§ Required work
Copy all lines holding the word "JSON" from the entries.
___
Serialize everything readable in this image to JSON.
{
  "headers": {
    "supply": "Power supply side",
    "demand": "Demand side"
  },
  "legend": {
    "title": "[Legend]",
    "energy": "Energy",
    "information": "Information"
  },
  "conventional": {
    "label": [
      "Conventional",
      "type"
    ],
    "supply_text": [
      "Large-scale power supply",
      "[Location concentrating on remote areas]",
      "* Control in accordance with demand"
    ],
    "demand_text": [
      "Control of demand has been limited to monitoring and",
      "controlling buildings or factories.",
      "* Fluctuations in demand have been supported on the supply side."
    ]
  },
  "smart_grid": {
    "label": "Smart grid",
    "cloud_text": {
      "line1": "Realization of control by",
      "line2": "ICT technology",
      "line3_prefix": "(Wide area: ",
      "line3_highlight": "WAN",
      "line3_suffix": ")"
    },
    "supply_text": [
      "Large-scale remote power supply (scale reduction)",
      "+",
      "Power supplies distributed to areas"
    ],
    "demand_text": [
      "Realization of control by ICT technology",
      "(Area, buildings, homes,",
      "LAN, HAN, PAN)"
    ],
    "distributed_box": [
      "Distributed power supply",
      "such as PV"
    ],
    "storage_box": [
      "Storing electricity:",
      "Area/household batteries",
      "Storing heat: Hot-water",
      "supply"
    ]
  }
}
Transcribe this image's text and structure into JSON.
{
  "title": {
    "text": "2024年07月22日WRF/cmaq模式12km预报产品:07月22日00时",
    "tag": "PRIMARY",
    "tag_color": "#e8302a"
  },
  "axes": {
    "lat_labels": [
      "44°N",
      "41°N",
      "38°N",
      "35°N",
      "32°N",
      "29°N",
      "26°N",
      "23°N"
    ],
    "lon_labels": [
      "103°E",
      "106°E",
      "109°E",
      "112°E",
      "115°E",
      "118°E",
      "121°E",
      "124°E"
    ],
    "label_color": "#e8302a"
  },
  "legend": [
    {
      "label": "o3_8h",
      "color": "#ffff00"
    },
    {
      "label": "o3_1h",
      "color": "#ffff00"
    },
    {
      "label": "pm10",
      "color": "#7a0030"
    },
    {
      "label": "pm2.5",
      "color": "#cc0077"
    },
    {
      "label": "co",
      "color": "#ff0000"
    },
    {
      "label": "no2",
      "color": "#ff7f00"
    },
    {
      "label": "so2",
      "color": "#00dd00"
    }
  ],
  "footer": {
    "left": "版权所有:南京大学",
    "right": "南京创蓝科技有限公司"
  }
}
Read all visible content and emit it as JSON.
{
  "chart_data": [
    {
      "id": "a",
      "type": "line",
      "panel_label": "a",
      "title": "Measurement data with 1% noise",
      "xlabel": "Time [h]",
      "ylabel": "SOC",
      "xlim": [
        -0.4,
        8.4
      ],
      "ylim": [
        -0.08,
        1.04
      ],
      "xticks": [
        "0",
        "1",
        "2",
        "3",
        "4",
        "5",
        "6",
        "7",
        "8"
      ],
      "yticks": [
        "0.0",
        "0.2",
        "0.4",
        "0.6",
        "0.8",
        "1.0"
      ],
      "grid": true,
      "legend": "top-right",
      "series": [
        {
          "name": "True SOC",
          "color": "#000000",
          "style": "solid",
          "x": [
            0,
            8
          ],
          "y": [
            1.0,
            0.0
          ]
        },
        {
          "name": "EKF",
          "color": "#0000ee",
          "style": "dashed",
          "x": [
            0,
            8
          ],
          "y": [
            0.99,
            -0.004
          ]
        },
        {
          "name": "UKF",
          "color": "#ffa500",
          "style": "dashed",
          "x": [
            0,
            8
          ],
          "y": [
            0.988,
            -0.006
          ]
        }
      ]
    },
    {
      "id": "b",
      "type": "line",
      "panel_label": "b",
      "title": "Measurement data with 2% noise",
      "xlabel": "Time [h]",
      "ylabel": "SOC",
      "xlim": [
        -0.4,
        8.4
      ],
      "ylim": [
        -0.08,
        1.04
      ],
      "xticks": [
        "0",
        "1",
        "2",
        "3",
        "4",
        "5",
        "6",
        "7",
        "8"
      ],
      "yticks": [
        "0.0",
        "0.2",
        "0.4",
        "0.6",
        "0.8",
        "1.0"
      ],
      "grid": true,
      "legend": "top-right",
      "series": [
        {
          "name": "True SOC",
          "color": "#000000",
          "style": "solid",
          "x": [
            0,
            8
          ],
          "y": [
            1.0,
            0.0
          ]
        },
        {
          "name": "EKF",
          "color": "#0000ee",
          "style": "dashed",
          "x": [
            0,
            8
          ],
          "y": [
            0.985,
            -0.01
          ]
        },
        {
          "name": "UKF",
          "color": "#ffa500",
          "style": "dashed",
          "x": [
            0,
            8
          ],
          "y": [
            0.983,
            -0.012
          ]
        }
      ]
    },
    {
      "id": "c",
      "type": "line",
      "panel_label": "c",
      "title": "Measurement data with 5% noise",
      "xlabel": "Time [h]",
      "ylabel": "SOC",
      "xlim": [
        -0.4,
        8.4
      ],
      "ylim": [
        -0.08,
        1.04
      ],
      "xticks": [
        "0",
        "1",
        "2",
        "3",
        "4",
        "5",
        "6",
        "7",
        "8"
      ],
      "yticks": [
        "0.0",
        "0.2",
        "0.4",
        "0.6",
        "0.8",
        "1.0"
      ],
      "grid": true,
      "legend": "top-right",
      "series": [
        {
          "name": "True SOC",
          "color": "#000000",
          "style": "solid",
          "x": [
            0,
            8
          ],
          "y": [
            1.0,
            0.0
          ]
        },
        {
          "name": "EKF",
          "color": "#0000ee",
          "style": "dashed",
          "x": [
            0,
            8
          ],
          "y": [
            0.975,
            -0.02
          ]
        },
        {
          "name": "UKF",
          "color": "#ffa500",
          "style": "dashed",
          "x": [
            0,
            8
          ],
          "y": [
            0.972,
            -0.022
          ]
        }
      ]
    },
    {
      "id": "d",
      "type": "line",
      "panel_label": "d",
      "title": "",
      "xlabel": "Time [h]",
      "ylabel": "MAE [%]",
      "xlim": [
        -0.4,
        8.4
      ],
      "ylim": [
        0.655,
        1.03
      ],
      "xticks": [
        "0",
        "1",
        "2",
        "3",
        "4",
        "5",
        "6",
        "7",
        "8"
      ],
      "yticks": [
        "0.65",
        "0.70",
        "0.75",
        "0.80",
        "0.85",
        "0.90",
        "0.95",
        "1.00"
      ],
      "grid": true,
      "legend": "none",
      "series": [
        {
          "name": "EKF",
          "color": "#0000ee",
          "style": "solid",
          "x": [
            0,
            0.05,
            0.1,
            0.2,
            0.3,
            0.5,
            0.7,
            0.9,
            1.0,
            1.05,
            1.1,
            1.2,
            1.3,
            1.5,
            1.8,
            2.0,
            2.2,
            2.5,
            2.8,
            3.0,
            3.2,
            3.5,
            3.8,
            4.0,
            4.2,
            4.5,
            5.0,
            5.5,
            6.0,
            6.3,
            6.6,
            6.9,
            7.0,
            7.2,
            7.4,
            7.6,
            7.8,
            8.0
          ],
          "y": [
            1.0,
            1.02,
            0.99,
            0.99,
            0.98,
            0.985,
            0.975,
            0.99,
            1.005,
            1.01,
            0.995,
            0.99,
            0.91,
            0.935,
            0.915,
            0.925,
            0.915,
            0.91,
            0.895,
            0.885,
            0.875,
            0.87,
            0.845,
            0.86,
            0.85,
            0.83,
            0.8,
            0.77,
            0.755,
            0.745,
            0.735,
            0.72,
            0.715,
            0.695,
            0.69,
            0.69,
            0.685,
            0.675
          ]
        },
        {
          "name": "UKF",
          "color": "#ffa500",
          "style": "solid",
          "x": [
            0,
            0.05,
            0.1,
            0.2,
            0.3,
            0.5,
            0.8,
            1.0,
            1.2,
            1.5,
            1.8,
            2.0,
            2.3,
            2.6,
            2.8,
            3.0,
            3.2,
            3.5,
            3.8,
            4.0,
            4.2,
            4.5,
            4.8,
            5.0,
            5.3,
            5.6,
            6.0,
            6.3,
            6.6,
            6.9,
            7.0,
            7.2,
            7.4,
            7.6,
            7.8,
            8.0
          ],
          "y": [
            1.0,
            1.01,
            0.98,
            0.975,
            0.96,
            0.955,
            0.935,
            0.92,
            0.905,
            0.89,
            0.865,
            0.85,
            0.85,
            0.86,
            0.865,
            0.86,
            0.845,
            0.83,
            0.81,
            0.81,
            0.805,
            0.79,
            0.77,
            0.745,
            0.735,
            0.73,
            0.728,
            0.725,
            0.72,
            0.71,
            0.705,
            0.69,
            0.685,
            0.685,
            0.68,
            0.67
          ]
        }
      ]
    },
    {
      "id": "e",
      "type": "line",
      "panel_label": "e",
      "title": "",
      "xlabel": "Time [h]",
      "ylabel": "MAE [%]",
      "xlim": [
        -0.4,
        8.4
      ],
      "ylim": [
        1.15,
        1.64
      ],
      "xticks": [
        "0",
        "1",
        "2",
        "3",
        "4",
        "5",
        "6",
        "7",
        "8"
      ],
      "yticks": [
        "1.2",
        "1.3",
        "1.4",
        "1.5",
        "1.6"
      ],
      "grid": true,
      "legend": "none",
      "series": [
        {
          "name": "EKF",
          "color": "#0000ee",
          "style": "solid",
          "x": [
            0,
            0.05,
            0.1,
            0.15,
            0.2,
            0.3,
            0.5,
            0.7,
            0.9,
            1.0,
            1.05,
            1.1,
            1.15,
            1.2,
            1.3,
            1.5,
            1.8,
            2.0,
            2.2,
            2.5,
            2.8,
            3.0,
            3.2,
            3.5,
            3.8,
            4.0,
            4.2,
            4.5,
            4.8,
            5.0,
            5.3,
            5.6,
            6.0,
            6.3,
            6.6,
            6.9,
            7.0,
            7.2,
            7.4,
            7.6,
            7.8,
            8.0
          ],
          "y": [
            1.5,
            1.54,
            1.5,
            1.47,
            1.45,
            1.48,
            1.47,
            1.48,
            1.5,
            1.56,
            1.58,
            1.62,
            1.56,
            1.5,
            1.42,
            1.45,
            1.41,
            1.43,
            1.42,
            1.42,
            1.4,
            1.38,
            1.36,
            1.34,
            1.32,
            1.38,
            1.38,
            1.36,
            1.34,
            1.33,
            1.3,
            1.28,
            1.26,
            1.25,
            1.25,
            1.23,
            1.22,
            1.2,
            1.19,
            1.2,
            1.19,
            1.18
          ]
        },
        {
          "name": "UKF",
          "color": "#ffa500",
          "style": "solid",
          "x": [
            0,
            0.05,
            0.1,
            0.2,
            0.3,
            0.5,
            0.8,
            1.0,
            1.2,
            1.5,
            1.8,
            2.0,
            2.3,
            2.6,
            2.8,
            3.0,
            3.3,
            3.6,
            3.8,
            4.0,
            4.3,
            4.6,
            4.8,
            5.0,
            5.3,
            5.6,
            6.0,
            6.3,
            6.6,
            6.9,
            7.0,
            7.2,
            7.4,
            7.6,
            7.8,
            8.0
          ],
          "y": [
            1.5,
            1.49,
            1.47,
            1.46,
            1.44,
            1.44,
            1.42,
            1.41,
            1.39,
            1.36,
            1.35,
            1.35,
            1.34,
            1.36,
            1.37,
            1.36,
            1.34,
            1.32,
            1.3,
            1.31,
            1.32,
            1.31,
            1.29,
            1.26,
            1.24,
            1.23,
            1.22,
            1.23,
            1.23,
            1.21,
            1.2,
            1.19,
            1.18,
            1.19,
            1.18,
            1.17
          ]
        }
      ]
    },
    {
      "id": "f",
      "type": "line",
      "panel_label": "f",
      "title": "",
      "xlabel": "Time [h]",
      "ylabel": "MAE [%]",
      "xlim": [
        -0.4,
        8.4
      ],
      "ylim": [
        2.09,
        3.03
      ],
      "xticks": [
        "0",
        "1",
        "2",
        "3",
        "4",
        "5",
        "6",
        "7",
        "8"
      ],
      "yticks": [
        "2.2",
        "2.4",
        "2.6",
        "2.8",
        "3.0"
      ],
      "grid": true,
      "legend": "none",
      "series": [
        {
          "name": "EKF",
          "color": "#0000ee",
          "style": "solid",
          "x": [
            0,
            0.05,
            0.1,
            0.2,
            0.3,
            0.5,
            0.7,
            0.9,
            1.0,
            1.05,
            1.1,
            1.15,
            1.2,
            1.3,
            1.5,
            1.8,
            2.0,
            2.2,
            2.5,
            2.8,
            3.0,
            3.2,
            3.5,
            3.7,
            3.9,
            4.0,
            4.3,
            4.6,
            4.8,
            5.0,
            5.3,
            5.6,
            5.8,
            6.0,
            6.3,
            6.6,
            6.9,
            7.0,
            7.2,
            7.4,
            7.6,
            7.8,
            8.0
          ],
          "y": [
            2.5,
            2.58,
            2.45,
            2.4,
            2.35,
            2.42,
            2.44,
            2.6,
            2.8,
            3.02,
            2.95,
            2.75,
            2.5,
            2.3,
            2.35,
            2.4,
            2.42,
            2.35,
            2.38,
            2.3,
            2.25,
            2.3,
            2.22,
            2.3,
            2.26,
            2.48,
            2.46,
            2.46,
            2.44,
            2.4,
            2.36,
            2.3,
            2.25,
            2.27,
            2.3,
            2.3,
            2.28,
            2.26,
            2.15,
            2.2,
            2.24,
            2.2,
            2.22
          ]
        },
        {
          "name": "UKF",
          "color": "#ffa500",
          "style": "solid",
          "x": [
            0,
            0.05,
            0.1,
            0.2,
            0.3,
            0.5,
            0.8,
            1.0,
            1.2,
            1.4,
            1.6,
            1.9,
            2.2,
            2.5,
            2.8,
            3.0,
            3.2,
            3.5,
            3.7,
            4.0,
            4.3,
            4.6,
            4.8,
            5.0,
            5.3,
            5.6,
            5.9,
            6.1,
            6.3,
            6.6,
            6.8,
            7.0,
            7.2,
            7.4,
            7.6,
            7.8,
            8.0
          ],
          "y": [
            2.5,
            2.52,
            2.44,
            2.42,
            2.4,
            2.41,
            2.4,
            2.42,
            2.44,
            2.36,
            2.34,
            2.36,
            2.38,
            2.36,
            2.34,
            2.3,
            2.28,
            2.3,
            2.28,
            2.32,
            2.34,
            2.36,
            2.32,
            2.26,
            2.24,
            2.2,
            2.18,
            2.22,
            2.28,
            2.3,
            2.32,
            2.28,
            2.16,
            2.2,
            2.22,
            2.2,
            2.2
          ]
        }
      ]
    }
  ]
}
___
§ Full response
Serialize everything readable in this image to JSON.
Transcribe this image's text and structure into JSON.
Read all visible content and emit it as JSON.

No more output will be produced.